WHAT IS BEING ASKED:
Of all the lines in the records below, how many hold the word "para"? Give the number alone.

PROVIDED RECORDS:
+---+

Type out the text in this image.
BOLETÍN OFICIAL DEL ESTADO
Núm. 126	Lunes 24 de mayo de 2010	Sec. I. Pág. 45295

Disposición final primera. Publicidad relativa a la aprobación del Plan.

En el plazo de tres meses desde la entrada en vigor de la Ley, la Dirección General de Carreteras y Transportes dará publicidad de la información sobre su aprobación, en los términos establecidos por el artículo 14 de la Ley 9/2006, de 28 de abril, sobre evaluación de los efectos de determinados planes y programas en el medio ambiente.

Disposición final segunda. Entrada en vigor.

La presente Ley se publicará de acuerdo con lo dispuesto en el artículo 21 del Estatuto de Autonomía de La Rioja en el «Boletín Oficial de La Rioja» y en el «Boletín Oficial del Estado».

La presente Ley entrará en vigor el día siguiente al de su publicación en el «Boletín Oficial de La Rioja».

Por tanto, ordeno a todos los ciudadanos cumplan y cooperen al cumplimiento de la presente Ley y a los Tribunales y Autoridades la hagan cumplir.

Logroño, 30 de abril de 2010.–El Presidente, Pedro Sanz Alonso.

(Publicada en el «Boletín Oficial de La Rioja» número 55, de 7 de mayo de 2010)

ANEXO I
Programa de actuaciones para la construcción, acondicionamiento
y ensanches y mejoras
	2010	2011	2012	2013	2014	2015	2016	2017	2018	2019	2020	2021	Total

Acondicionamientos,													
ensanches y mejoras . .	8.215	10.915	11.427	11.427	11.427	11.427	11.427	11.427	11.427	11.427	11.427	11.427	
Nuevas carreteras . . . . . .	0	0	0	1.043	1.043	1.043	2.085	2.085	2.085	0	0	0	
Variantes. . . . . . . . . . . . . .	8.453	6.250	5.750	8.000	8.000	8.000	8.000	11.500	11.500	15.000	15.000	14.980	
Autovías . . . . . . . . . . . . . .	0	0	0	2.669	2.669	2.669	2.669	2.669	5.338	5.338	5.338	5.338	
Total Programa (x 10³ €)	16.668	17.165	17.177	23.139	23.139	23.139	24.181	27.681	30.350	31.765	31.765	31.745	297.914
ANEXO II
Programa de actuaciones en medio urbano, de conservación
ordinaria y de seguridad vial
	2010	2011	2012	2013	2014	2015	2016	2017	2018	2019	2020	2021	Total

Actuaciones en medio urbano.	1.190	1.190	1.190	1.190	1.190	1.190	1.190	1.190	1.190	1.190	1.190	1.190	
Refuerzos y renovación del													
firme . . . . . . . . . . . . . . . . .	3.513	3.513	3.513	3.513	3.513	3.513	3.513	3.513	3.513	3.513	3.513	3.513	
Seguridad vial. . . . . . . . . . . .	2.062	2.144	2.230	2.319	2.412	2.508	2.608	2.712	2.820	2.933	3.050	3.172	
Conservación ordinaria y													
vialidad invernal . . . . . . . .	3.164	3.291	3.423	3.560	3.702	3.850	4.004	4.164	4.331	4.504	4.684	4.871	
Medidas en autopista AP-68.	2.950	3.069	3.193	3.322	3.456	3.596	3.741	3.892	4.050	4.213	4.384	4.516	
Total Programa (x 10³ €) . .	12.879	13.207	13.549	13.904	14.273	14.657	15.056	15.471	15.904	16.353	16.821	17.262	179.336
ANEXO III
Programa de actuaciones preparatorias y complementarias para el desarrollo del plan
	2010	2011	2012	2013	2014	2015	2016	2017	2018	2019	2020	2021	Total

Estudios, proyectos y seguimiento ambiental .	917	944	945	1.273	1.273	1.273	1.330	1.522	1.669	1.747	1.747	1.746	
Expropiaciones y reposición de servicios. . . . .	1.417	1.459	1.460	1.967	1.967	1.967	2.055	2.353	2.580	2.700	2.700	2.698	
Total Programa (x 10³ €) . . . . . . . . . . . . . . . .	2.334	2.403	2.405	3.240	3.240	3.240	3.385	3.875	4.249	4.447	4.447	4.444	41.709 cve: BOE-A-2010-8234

+---+

FINAL RESULT:
2